What is being asked -
Can you repeat, word for word, the stretch of data from its very first line through the line that contains "287, 562, 304]", with both of those lines included?

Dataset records
<<<<

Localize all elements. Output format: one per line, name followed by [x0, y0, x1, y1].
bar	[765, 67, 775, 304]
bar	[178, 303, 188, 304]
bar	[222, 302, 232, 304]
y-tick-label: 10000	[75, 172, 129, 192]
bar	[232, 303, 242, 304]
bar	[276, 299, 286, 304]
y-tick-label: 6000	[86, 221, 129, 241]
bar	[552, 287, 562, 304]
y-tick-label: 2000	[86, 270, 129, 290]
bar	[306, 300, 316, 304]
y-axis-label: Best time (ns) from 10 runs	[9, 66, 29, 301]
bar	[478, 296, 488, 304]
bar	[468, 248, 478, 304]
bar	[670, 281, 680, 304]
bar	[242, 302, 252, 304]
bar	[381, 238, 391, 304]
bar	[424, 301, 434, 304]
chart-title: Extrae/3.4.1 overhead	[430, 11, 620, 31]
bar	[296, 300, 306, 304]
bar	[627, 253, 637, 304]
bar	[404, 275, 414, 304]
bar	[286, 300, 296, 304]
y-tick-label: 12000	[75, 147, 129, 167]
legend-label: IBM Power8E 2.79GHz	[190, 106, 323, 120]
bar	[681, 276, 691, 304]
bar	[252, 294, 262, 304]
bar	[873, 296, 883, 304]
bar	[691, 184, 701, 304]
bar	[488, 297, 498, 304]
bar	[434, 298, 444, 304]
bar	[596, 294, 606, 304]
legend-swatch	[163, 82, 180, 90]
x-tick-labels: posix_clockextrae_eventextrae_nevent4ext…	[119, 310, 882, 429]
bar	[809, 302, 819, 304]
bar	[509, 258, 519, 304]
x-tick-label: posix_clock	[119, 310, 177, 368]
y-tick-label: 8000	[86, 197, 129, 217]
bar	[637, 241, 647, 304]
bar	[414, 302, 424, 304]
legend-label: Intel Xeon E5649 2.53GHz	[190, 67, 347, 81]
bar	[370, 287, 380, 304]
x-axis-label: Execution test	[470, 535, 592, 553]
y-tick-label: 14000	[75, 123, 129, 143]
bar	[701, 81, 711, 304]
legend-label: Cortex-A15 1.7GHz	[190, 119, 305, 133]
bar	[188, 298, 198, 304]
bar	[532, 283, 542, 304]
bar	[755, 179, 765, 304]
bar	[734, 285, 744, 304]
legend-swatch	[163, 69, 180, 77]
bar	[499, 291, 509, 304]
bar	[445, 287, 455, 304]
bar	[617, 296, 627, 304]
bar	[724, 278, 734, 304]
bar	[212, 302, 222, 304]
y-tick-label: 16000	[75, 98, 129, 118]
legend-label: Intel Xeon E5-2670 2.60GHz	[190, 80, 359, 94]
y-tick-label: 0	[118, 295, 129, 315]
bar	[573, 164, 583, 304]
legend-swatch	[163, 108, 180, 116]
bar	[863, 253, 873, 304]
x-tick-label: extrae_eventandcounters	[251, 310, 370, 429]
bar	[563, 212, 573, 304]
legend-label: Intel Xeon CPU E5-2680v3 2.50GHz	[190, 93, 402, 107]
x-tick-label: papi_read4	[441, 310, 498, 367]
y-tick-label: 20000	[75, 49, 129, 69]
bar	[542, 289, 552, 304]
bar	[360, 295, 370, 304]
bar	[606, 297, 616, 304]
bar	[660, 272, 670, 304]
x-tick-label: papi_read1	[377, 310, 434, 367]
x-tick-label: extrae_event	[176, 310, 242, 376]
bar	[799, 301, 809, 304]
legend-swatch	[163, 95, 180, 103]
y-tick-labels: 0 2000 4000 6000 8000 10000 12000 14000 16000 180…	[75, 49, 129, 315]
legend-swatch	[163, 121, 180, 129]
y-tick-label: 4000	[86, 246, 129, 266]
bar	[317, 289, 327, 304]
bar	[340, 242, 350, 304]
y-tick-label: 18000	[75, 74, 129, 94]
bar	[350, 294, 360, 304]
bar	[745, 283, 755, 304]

>>>>

Solution to this task -
Localize all elements. Output format: one per line, name followed by [x0, y0, x1, y1].
bar	[765, 67, 775, 304]
bar	[178, 303, 188, 304]
bar	[222, 302, 232, 304]
y-tick-label: 10000	[75, 172, 129, 192]
bar	[232, 303, 242, 304]
bar	[276, 299, 286, 304]
y-tick-label: 6000	[86, 221, 129, 241]
bar	[552, 287, 562, 304]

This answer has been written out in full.